(Collected data entries)
>> Begin
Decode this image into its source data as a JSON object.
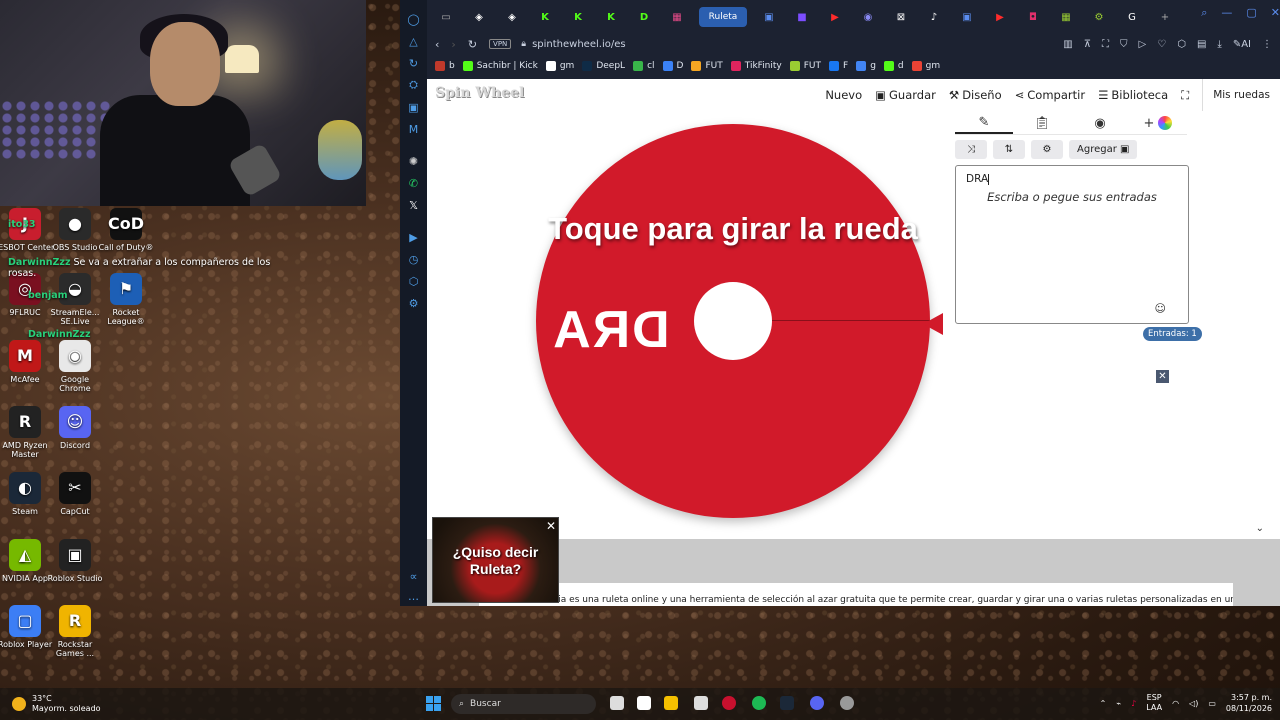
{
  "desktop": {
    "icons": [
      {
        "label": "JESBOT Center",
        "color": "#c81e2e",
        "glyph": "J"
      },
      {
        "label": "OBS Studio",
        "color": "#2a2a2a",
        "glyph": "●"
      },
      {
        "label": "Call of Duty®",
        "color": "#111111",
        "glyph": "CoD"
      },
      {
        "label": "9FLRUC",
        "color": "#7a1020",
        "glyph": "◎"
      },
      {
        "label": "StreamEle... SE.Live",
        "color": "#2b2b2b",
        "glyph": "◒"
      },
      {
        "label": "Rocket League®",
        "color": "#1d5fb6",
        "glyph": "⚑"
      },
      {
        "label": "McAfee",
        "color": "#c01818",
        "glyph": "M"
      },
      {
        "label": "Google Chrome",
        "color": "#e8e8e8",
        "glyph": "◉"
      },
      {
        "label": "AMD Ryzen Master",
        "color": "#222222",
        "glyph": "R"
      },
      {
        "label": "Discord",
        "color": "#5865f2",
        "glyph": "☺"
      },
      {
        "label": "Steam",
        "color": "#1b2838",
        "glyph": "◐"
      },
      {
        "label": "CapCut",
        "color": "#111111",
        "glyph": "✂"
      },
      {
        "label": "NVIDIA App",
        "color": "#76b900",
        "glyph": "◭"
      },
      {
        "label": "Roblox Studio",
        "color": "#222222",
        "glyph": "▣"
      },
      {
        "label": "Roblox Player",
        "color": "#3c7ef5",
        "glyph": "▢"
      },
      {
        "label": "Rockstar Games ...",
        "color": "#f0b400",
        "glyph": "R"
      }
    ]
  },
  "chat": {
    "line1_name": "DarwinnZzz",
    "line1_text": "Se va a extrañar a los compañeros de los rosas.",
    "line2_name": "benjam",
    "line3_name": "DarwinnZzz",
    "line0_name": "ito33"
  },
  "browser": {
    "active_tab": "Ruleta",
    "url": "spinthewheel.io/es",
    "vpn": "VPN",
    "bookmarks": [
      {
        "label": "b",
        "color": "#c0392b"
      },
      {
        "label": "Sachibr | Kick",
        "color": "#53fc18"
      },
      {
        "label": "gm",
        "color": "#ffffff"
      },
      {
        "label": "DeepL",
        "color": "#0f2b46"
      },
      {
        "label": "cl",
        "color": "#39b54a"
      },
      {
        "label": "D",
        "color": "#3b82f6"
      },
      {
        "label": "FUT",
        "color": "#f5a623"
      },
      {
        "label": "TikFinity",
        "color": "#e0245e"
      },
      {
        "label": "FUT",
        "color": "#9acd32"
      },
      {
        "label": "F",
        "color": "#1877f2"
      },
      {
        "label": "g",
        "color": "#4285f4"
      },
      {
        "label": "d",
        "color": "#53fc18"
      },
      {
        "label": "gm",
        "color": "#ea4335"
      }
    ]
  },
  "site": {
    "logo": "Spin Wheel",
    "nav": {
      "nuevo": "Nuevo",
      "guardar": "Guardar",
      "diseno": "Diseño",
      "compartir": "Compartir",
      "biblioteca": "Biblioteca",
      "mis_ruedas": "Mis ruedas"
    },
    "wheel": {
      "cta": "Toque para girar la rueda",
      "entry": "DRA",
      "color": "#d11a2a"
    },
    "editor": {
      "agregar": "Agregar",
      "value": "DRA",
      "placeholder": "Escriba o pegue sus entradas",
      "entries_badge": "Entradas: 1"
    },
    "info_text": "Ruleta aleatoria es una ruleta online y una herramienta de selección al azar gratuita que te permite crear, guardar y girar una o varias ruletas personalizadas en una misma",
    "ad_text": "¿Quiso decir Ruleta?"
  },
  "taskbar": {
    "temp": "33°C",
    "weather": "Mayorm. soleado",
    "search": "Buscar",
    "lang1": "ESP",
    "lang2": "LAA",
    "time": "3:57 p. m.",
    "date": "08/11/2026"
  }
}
>> End
--- What to produce ---
Check each line above for the string "Ruleta", then copy the ones that have it.

--- Expected answer ---
    "active_tab": "Ruleta",
    "info_text": "Ruleta aleatoria es una ruleta online y una herramienta de selección al azar gratuita que te permite crear, guardar y girar una o varias ruletas personalizadas en una misma",
    "ad_text": "¿Quiso decir Ruleta?"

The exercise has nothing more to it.